[Records from a collection]
## BEGIN
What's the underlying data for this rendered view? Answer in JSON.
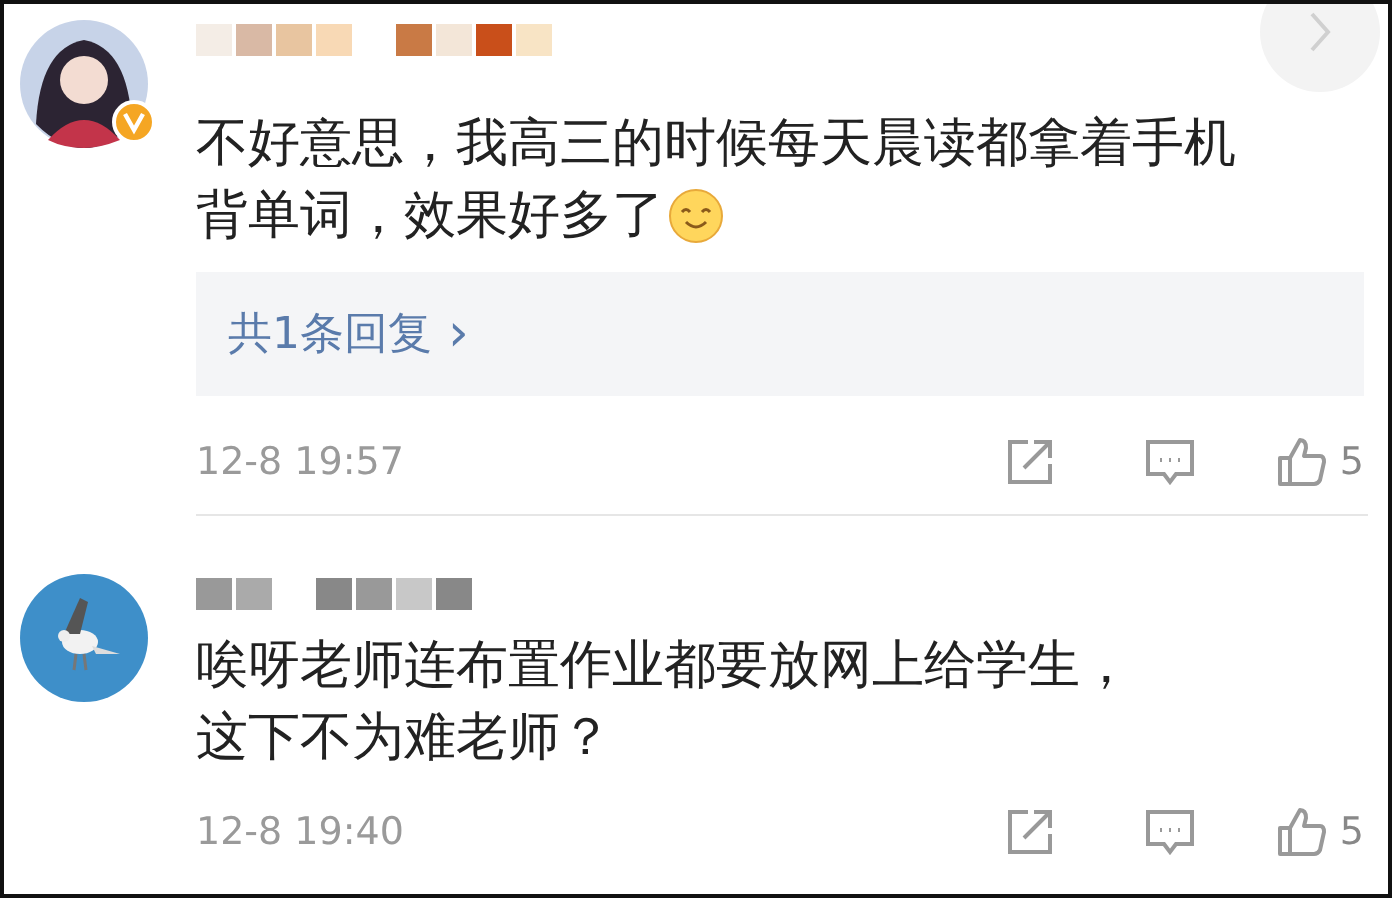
{
  "comments": [
    {
      "avatar": {
        "kind": "character",
        "verified": true
      },
      "name_hidden": true,
      "text_lines": [
        "不好意思，我高三的时候每天晨读都拿着手机",
        "背单词，效果好多了"
      ],
      "emoji": true,
      "replies_link": "共1条回复",
      "replies_chevron": "›",
      "time": "12-8 19:57",
      "likes": "5"
    },
    {
      "name_hidden": true,
      "text_lines": [
        "唉呀老师连布置作业都要放网上给学生，",
        "这下不为难老师？"
      ],
      "emoji": false,
      "time": "12-8 19:40",
      "likes": "5"
    }
  ]
}
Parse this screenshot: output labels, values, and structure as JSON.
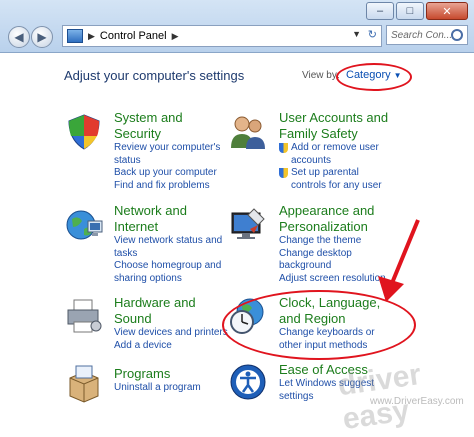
{
  "window": {
    "minimize_glyph": "‒",
    "maximize_glyph": "□",
    "close_glyph": "✕"
  },
  "address_bar": {
    "path": "Control Panel",
    "separator_glyph": "▶",
    "dropdown_glyph": "▼",
    "refresh_glyph": "↻",
    "icon": "control-panel-icon"
  },
  "search": {
    "placeholder": "Search Con..."
  },
  "nav": {
    "back_glyph": "◀",
    "forward_glyph": "▶"
  },
  "header": {
    "title": "Adjust your computer's settings",
    "view_by_label": "View by:",
    "view_by_value": "Category",
    "view_by_glyph": "▼"
  },
  "categories": {
    "system": {
      "title_line1": "System and",
      "title_line2": "Security",
      "links": [
        "Review your computer's",
        "status",
        "Back up your computer",
        "Find and fix problems"
      ],
      "icon": "shield-security-icon"
    },
    "user_accounts": {
      "title_line1": "User Accounts and",
      "title_line2": "Family Safety",
      "links": [
        "Add or remove user",
        "accounts",
        "Set up parental",
        "controls for any user"
      ],
      "icon": "users-icon"
    },
    "network": {
      "title_line1": "Network and",
      "title_line2": "Internet",
      "links": [
        "View network status and",
        "tasks",
        "Choose homegroup and",
        "sharing options"
      ],
      "icon": "network-globe-icon"
    },
    "appearance": {
      "title_line1": "Appearance and",
      "title_line2": "Personalization",
      "links": [
        "Change the theme",
        "Change desktop",
        "background",
        "Adjust screen resolution"
      ],
      "icon": "monitor-paint-icon"
    },
    "hardware": {
      "title_line1": "Hardware and",
      "title_line2": "Sound",
      "links": [
        "View devices and printers",
        "Add a device"
      ],
      "icon": "printer-icon"
    },
    "clock": {
      "title_line1": "Clock, Language,",
      "title_line2": "and Region",
      "links": [
        "Change keyboards or",
        "other input methods"
      ],
      "icon": "clock-globe-icon"
    },
    "programs": {
      "title_line1": "Programs",
      "links": [
        "Uninstall a program"
      ],
      "icon": "programs-box-icon"
    },
    "ease": {
      "title_line1": "Ease of Access",
      "links": [
        "Let Windows suggest",
        "settings"
      ],
      "icon": "ease-of-access-icon"
    }
  },
  "annotations": {
    "highlight_color": "#e0141e"
  },
  "watermark": {
    "logo_text": "driver easy",
    "url": "www.DriverEasy.com"
  }
}
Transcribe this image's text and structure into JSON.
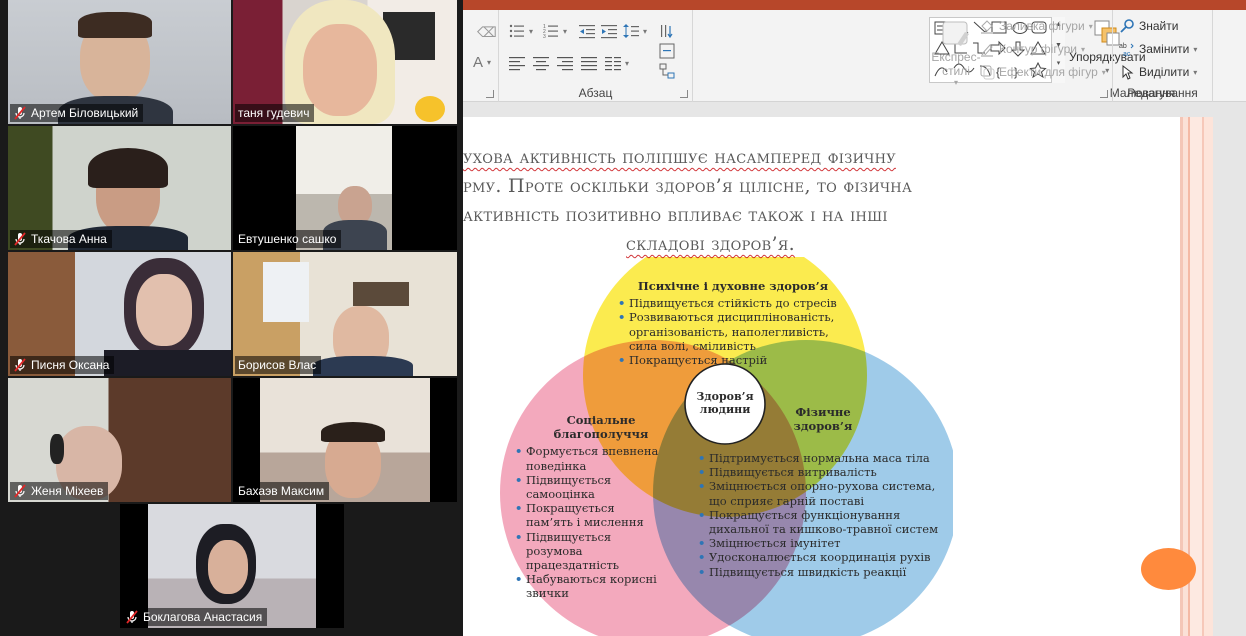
{
  "participants": [
    {
      "name": "Артем Біловицький",
      "muted": true
    },
    {
      "name": "таня гудевич",
      "muted": false
    },
    {
      "name": "Ткачова Анна",
      "muted": true
    },
    {
      "name": "Евтушенко сашко",
      "muted": false
    },
    {
      "name": "Писня Оксана",
      "muted": true
    },
    {
      "name": "Борисов Влас",
      "muted": false,
      "active": true
    },
    {
      "name": "Женя Міхеев",
      "muted": true
    },
    {
      "name": "Бахаэв Максим",
      "muted": false
    },
    {
      "name": "Боклагова Анастасия",
      "muted": true
    }
  ],
  "ribbon": {
    "paragraph_label": "Абзац",
    "drawing_label": "Малювання",
    "editing_label": "Редагування",
    "arrange": "Упорядкувати",
    "express_styles": "Експрес-стилі",
    "shape_fill": "Заливка фігури",
    "shape_outline": "Контур фігури",
    "shape_effects": "Ефекти для фігур",
    "find": "Знайти",
    "replace": "Замінити",
    "select": "Виділити",
    "font_color_letter": "A"
  },
  "slide": {
    "line1": "ухова активність поліпшує насамперед фізичну",
    "line2": "рму. Проте оскільки здоров’я цілісне, то фізична",
    "line3": "активність позитивно впливає також і на інші",
    "line4": "складові здоров’я."
  },
  "venn": {
    "center": "Здоров’я людини",
    "top_title": "Психічне і духовне здоров’я",
    "top_items": [
      "Підвищується стійкість до стресів",
      "Розвиваються дисциплінованість, організованість, наполегливість, сила волі, сміливість",
      "Покращується настрій"
    ],
    "left_title": "Соціальне благополуччя",
    "left_items": [
      "Формується впевнена поведінка",
      "Підвищується самооцінка",
      "Покращується пам’ять і мислення",
      "Підвищується розумова працездатність",
      "Набуваються корисні звички"
    ],
    "right_title": "Фізичне здоров’я",
    "right_items": [
      "Підтримується нормальна маса тіла",
      "Підвищується витривалість",
      "Зміцнюється опорно-рухова система, що сприяє гарній поставі",
      "Покращується функціонування дихальної та кишково-травної систем",
      "Зміцнюється імунітет",
      "Удосконалюється координація рухів",
      "Підвищується швидкість реакції"
    ],
    "colors": {
      "yellow": "#fbeb4f",
      "pink": "#f3a9bd",
      "blue": "#9fcbe9"
    }
  }
}
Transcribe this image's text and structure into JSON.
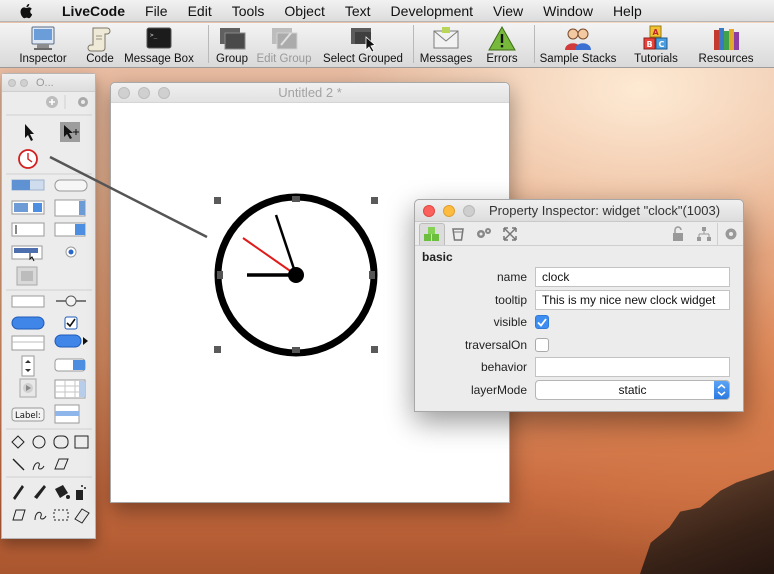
## END
_GIVEN REQUEST_
The entries above are to be returned exactly, without their pictures.

_CORRECT OUTPUT_
What's the underlying data for this rendered view? Answer in JSON.
{
  "comments": [
    {
      "avatar": {
        "kind": "character",
        "verified": true
      },
      "name_hidden": true,
      "text_lines": [
        "不好意思，我高三的时候每天晨读都拿着手机",
        "背单词，效果好多了"
      ],
      "emoji": true,
      "replies_link": "共1条回复",
      "replies_chevron": "›",
      "time": "12-8 19:57",
      "likes": "5"
    },
    {
      "name_hidden": true,
      "text_lines": [
        "唉呀老师连布置作业都要放网上给学生，",
        "这下不为难老师？"
      ],
      "emoji": false,
      "time": "12-8 19:40",
      "likes": "5"
    }
  ]
}
Parse this screenshot: output labels, values, and structure as JSON.
{
  "window": {
    "minimize_glyph": "‒",
    "maximize_glyph": "□",
    "close_glyph": "✕"
  },
  "address_bar": {
    "path": "Control Panel",
    "separator_glyph": "▶",
    "dropdown_glyph": "▼",
    "refresh_glyph": "↻",
    "icon": "control-panel-icon"
  },
  "search": {
    "placeholder": "Search Con..."
  },
  "nav": {
    "back_glyph": "◀",
    "forward_glyph": "▶"
  },
  "header": {
    "title": "Adjust your computer's settings",
    "view_by_label": "View by:",
    "view_by_value": "Category",
    "view_by_glyph": "▼"
  },
  "categories": {
    "system": {
      "title_line1": "System and",
      "title_line2": "Security",
      "links": [
        "Review your computer's",
        "status",
        "Back up your computer",
        "Find and fix problems"
      ],
      "icon": "shield-security-icon"
    },
    "user_accounts": {
      "title_line1": "User Accounts and",
      "title_line2": "Family Safety",
      "links": [
        "Add or remove user",
        "accounts",
        "Set up parental",
        "controls for any user"
      ],
      "icon": "users-icon"
    },
    "network": {
      "title_line1": "Network and",
      "title_line2": "Internet",
      "links": [
        "View network status and",
        "tasks",
        "Choose homegroup and",
        "sharing options"
      ],
      "icon": "network-globe-icon"
    },
    "appearance": {
      "title_line1": "Appearance and",
      "title_line2": "Personalization",
      "links": [
        "Change the theme",
        "Change desktop",
        "background",
        "Adjust screen resolution"
      ],
      "icon": "monitor-paint-icon"
    },
    "hardware": {
      "title_line1": "Hardware and",
      "title_line2": "Sound",
      "links": [
        "View devices and printers",
        "Add a device"
      ],
      "icon": "printer-icon"
    },
    "clock": {
      "title_line1": "Clock, Language,",
      "title_line2": "and Region",
      "links": [
        "Change keyboards or",
        "other input methods"
      ],
      "icon": "clock-globe-icon"
    },
    "programs": {
      "title_line1": "Programs",
      "links": [
        "Uninstall a program"
      ],
      "icon": "programs-box-icon"
    },
    "ease": {
      "title_line1": "Ease of Access",
      "links": [
        "Let Windows suggest",
        "settings"
      ],
      "icon": "ease-of-access-icon"
    }
  },
  "annotations": {
    "highlight_color": "#e0141e"
  },
  "watermark": {
    "logo_text": "driver easy",
    "url": "www.DriverEasy.com"
  }
}
Transcribe this image's text and structure into JSON.
{
  "participants": [
    {
      "name": "Артем Біловицький",
      "muted": true
    },
    {
      "name": "таня гудевич",
      "muted": false
    },
    {
      "name": "Ткачова Анна",
      "muted": true
    },
    {
      "name": "Евтушенко сашко",
      "muted": false
    },
    {
      "name": "Писня Оксана",
      "muted": true
    },
    {
      "name": "Борисов Влас",
      "muted": false,
      "active": true
    },
    {
      "name": "Женя Міхеев",
      "muted": true
    },
    {
      "name": "Бахаэв Максим",
      "muted": false
    },
    {
      "name": "Боклагова Анастасия",
      "muted": true
    }
  ],
  "ribbon": {
    "paragraph_label": "Абзац",
    "drawing_label": "Малювання",
    "editing_label": "Редагування",
    "arrange": "Упорядкувати",
    "express_styles": "Експрес-стилі",
    "shape_fill": "Заливка фігури",
    "shape_outline": "Контур фігури",
    "shape_effects": "Ефекти для фігур",
    "find": "Знайти",
    "replace": "Замінити",
    "select": "Виділити",
    "font_color_letter": "A"
  },
  "slide": {
    "line1": "ухова активність поліпшує насамперед фізичну",
    "line2": "рму. Проте оскільки здоров’я цілісне, то фізична",
    "line3": "активність позитивно впливає також і на інші",
    "line4": "складові здоров’я."
  },
  "venn": {
    "center": "Здоров’я людини",
    "top_title": "Психічне і духовне здоров’я",
    "top_items": [
      "Підвищується стійкість до стресів",
      "Розвиваються дисциплінованість, організованість, наполегливість, сила волі, сміливість",
      "Покращується настрій"
    ],
    "left_title": "Соціальне благополуччя",
    "left_items": [
      "Формується впевнена поведінка",
      "Підвищується самооцінка",
      "Покращується пам’ять і мислення",
      "Підвищується розумова працездатність",
      "Набуваються корисні звички"
    ],
    "right_title": "Фізичне здоров’я",
    "right_items": [
      "Підтримується нормальна маса тіла",
      "Підвищується витривалість",
      "Зміцнюється опорно-рухова система, що сприяє гарній поставі",
      "Покращується функціонування дихальної та кишково-травної систем",
      "Зміцнюється імунітет",
      "Удосконалюється координація рухів",
      "Підвищується швидкість реакції"
    ],
    "colors": {
      "yellow": "#fbeb4f",
      "pink": "#f3a9bd",
      "blue": "#9fcbe9"
    }
  }
}
Transcribe this image's text and structure into JSON.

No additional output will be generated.